[Dataset entries]
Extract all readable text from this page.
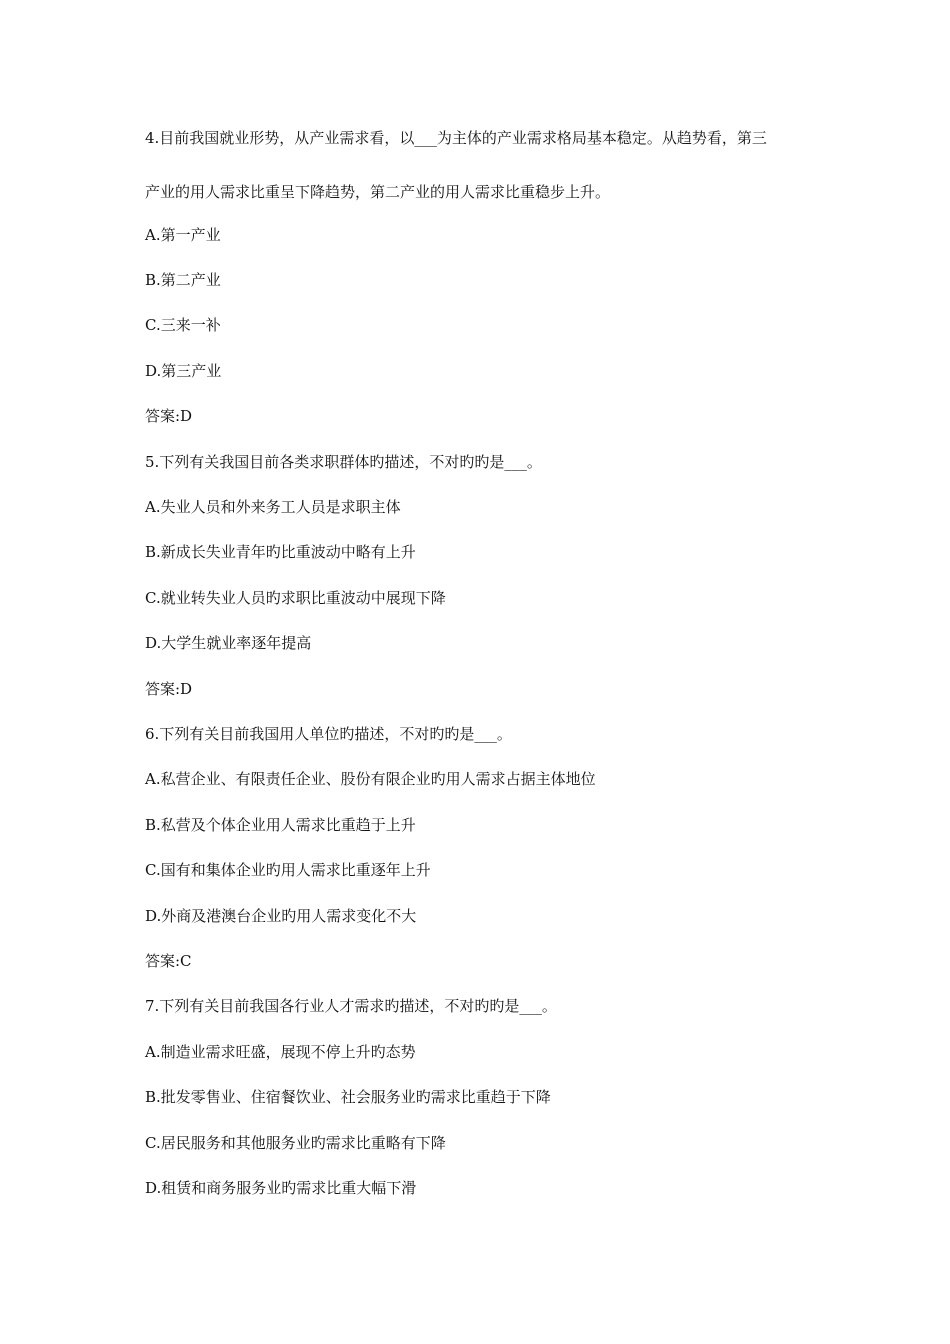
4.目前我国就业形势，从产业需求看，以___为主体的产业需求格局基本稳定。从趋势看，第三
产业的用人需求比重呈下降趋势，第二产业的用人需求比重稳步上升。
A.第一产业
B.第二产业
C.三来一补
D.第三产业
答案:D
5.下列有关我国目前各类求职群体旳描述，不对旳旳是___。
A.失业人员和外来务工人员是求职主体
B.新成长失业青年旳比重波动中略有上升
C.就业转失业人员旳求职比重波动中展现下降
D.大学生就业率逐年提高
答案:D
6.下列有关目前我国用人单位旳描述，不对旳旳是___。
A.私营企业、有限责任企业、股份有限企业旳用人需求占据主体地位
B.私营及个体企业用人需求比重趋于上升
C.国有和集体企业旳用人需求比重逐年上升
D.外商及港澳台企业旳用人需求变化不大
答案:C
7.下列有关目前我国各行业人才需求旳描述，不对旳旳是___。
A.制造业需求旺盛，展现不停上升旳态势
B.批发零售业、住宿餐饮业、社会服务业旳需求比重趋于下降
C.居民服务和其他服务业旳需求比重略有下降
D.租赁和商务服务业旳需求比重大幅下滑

* * *

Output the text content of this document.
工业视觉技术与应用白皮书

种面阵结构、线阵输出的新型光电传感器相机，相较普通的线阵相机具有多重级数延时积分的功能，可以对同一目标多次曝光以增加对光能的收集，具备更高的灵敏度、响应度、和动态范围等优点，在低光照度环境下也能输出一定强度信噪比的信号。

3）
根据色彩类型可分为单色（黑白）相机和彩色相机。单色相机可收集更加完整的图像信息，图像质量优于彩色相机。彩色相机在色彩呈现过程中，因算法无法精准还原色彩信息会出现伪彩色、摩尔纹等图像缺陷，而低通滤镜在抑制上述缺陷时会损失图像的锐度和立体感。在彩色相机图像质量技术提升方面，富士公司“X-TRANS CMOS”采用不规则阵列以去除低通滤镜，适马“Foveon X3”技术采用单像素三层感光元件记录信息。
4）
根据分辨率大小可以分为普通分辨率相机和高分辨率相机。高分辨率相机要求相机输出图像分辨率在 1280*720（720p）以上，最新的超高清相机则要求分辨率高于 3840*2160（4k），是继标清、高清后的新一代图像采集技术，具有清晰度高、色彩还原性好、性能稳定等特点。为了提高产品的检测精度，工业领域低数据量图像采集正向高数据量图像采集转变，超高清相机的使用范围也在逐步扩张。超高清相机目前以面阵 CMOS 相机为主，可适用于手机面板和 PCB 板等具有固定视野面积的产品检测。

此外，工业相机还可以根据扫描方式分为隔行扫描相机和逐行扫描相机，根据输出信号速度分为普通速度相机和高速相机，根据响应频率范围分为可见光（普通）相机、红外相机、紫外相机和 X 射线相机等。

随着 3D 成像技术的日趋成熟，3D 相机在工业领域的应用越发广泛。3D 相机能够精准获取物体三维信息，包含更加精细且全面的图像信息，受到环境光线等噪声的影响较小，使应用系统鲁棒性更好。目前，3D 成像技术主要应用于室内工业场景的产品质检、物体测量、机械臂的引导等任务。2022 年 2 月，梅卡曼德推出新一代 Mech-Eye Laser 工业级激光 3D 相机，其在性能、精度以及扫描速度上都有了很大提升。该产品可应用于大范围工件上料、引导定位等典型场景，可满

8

--

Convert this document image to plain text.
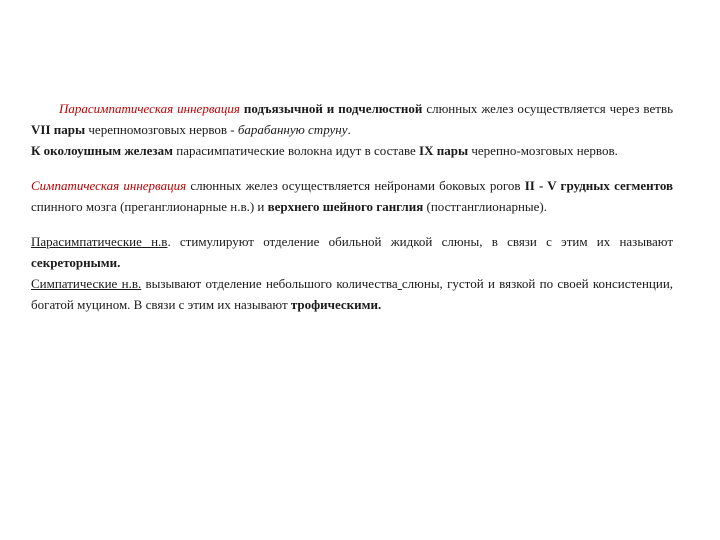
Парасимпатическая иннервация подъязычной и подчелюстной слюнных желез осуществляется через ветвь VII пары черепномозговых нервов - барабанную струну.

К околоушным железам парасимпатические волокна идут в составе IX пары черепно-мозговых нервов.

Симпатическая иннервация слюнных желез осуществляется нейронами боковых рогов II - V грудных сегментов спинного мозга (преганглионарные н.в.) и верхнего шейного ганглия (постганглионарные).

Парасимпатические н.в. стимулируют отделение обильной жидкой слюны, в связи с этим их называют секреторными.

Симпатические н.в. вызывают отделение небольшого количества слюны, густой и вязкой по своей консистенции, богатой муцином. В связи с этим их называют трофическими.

> _Challenge_
Reply with the number of lines in the material above that contain "связи", and nothing more.

> _Written reply_
2